• _WHAT THE TASK ASKS_
Beneath this task is a listing; retype all of it exactly.
— start of RECORD LIST —
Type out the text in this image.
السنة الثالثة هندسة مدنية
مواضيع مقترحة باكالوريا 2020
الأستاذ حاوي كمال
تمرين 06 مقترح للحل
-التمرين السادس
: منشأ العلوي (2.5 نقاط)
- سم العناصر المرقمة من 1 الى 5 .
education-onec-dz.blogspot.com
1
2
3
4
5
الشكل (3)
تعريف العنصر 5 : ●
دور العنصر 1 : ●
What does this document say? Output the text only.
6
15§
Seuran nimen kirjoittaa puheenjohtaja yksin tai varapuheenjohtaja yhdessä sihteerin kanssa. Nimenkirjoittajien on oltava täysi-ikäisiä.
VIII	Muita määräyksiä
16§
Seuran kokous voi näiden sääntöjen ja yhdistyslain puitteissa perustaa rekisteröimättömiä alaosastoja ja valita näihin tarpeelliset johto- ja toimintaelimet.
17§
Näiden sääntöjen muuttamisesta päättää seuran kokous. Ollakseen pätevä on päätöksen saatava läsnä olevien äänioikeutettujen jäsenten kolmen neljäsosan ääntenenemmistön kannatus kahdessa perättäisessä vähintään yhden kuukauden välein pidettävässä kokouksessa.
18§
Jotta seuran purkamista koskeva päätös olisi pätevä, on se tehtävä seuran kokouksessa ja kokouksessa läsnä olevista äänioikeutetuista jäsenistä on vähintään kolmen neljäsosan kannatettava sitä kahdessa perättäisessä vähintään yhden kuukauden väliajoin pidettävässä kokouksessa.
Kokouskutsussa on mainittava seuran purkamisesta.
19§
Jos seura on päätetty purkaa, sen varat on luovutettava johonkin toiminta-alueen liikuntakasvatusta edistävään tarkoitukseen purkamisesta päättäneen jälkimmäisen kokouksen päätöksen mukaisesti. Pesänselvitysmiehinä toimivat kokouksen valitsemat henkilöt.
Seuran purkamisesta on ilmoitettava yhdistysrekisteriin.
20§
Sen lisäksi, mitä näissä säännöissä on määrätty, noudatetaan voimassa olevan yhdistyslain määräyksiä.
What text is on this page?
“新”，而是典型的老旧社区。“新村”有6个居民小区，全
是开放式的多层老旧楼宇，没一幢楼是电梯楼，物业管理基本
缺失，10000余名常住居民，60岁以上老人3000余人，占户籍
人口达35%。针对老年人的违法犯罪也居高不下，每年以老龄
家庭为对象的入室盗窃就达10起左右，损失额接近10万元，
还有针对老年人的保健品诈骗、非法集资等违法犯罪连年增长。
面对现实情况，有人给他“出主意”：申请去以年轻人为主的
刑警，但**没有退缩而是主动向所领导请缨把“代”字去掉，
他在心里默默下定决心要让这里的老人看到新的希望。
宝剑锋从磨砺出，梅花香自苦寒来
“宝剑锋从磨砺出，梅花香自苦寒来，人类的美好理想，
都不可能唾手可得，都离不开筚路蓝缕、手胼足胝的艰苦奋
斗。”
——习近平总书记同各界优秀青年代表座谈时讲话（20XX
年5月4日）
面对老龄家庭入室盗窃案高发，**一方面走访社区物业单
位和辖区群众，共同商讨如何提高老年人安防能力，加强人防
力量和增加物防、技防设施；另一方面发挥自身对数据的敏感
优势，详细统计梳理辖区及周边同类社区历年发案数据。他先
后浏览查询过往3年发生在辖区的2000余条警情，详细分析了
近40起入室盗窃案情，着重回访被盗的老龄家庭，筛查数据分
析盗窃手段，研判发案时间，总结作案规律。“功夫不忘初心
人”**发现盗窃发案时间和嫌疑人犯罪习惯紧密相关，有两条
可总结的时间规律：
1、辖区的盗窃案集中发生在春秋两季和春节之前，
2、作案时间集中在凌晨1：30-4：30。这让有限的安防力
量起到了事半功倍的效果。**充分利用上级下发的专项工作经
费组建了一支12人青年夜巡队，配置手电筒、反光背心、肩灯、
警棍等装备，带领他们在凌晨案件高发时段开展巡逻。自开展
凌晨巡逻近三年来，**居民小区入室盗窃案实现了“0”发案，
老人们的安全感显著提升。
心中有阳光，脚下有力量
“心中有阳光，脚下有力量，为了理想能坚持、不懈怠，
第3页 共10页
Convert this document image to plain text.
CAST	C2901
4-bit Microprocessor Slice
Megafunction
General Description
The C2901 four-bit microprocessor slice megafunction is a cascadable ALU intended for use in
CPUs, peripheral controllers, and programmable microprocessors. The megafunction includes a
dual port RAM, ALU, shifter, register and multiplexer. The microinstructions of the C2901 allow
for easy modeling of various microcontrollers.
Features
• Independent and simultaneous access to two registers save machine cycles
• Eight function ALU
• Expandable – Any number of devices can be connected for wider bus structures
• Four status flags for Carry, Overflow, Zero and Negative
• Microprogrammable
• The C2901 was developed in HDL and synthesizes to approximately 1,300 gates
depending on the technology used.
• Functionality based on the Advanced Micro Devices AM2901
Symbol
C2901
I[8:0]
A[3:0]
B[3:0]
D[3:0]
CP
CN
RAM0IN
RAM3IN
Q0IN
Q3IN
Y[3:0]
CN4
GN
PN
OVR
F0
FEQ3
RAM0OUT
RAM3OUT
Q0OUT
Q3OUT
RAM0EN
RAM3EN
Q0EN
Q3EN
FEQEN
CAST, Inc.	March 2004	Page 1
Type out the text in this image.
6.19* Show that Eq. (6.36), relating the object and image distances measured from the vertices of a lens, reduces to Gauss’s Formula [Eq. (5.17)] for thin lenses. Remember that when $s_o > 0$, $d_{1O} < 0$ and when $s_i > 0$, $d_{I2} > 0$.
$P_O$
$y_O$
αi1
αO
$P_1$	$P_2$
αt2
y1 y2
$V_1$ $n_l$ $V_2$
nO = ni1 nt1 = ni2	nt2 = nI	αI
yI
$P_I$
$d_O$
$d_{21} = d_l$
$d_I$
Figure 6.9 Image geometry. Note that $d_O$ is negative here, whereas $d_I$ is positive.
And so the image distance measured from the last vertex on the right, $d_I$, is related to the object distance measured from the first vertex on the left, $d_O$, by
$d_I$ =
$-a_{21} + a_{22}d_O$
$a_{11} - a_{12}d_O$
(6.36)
— end of RECORD LIST —
• _EXERCISE RESPONSE_
Type out the text in this image.
السنة الثالثة هندسة مدنية
مواضيع مقترحة باكالوريا 2020
الأستاذ حاوي كمال
تمرين 06 مقترح للحل
-التمرين السادس
: منشأ العلوي (2.5 نقاط)
- سم العناصر المرقمة من 1 الى 5 .
education-onec-dz.blogspot.com
1
2
3
4
5
الشكل (3)
تعريف العنصر 5 : ●
دور العنصر 1 : ●
What does this document say? Output the text only.
6
15§
Seuran nimen kirjoittaa puheenjohtaja yksin tai varapuheenjohtaja yhdessä sihteerin kanssa. Nimenkirjoittajien on oltava täysi-ikäisiä.
VIII	Muita määräyksiä
16§
Seuran kokous voi näiden sääntöjen ja yhdistyslain puitteissa perustaa rekisteröimättömiä alaosastoja ja valita näihin tarpeelliset johto- ja toimintaelimet.
17§
Näiden sääntöjen muuttamisesta päättää seuran kokous. Ollakseen pätevä on päätöksen saatava läsnä olevien äänioikeutettujen jäsenten kolmen neljäsosan ääntenenemmistön kannatus kahdessa perättäisessä vähintään yhden kuukauden välein pidettävässä kokouksessa.
18§
Jotta seuran purkamista koskeva päätös olisi pätevä, on se tehtävä seuran kokouksessa ja kokouksessa läsnä olevista äänioikeutetuista jäsenistä on vähintään kolmen neljäsosan kannatettava sitä kahdessa perättäisessä vähintään yhden kuukauden väliajoin pidettävässä kokouksessa.
Kokouskutsussa on mainittava seuran purkamisesta.
19§
Jos seura on päätetty purkaa, sen varat on luovutettava johonkin toiminta-alueen liikuntakasvatusta edistävään tarkoitukseen purkamisesta päättäneen jälkimmäisen kokouksen päätöksen mukaisesti. Pesänselvitysmiehinä toimivat kokouksen valitsemat henkilöt.
Seuran purkamisesta on ilmoitettava yhdistysrekisteriin.
20§
Sen lisäksi, mitä näissä säännöissä on määrätty, noudatetaan voimassa olevan yhdistyslain määräyksiä.
What text is on this page?
“新”，而是典型的老旧社区。“新村”有6个居民小区，全
是开放式的多层老旧楼宇，没一幢楼是电梯楼，物业管理基本
缺失，10000余名常住居民，60岁以上老人3000余人，占户籍
人口达35%。针对老年人的违法犯罪也居高不下，每年以老龄
家庭为对象的入室盗窃就达10起左右，损失额接近10万元，
还有针对老年人的保健品诈骗、非法集资等违法犯罪连年增长。
面对现实情况，有人给他“出主意”：申请去以年轻人为主的
刑警，但**没有退缩而是主动向所领导请缨把“代”字去掉，
他在心里默默下定决心要让这里的老人看到新的希望。
宝剑锋从磨砺出，梅花香自苦寒来
“宝剑锋从磨砺出，梅花香自苦寒来，人类的美好理想，
都不可能唾手可得，都离不开筚路蓝缕、手胼足胝的艰苦奋
斗。”
——习近平总书记同各界优秀青年代表座谈时讲话（20XX
年5月4日）
面对老龄家庭入室盗窃案高发，**一方面走访社区物业单
位和辖区群众，共同商讨如何提高老年人安防能力，加强人防
力量和增加物防、技防设施；另一方面发挥自身对数据的敏感
优势，详细统计梳理辖区及周边同类社区历年发案数据。他先
后浏览查询过往3年发生在辖区的2000余条警情，详细分析了
近40起入室盗窃案情，着重回访被盗的老龄家庭，筛查数据分
析盗窃手段，研判发案时间，总结作案规律。“功夫不忘初心
人”**发现盗窃发案时间和嫌疑人犯罪习惯紧密相关，有两条
可总结的时间规律：
1、辖区的盗窃案集中发生在春秋两季和春节之前，
2、作案时间集中在凌晨1：30-4：30。这让有限的安防力
量起到了事半功倍的效果。**充分利用上级下发的专项工作经
费组建了一支12人青年夜巡队，配置手电筒、反光背心、肩灯、
警棍等装备，带领他们在凌晨案件高发时段开展巡逻。自开展
凌晨巡逻近三年来，**居民小区入室盗窃案实现了“0”发案，
老人们的安全感显著提升。
心中有阳光，脚下有力量
“心中有阳光，脚下有力量，为了理想能坚持、不懈怠，
第3页 共10页
Convert this document image to plain text.
CAST	C2901
4-bit Microprocessor Slice
Megafunction
General Description
The C2901 four-bit microprocessor slice megafunction is a cascadable ALU intended for use in
CPUs, peripheral controllers, and programmable microprocessors. The megafunction includes a
dual port RAM, ALU, shifter, register and multiplexer. The microinstructions of the C2901 allow
for easy modeling of various microcontrollers.
Features
• Independent and simultaneous access to two registers save machine cycles
• Eight function ALU
• Expandable – Any number of devices can be connected for wider bus structures
• Four status flags for Carry, Overflow, Zero and Negative
• Microprogrammable
• The C2901 was developed in HDL and synthesizes to approximately 1,300 gates
depending on the technology used.
• Functionality based on the Advanced Micro Devices AM2901
Symbol
C2901
I[8:0]
A[3:0]
B[3:0]
D[3:0]
CP
CN
RAM0IN
RAM3IN
Q0IN
Q3IN
Y[3:0]
CN4
GN
PN
OVR
F0
FEQ3
RAM0OUT
RAM3OUT
Q0OUT
Q3OUT
RAM0EN
RAM3EN
Q0EN
Q3EN
FEQEN
CAST, Inc.	March 2004	Page 1
Type out the text in this image.
6.19* Show that Eq. (6.36), relating the object and image distances measured from the vertices of a lens, reduces to Gauss’s Formula [Eq. (5.17)] for thin lenses. Remember that when $s_o > 0$, $d_{1O} < 0$ and when $s_i > 0$, $d_{I2} > 0$.
$P_O$
$y_O$
αi1
αO
$P_1$	$P_2$
αt2
y1 y2
$V_1$ $n_l$ $V_2$
nO = ni1 nt1 = ni2	nt2 = nI	αI
yI
$P_I$
$d_O$
$d_{21} = d_l$
$d_I$
Figure 6.9 Image geometry. Note that $d_O$ is negative here, whereas $d_I$ is positive.
And so the image distance measured from the last vertex on the right, $d_I$, is related to the object distance measured from the first vertex on the left, $d_O$, by
$d_I$ =
$-a_{21} + a_{22}d_O$
$a_{11} - a_{12}d_O$
(6.36)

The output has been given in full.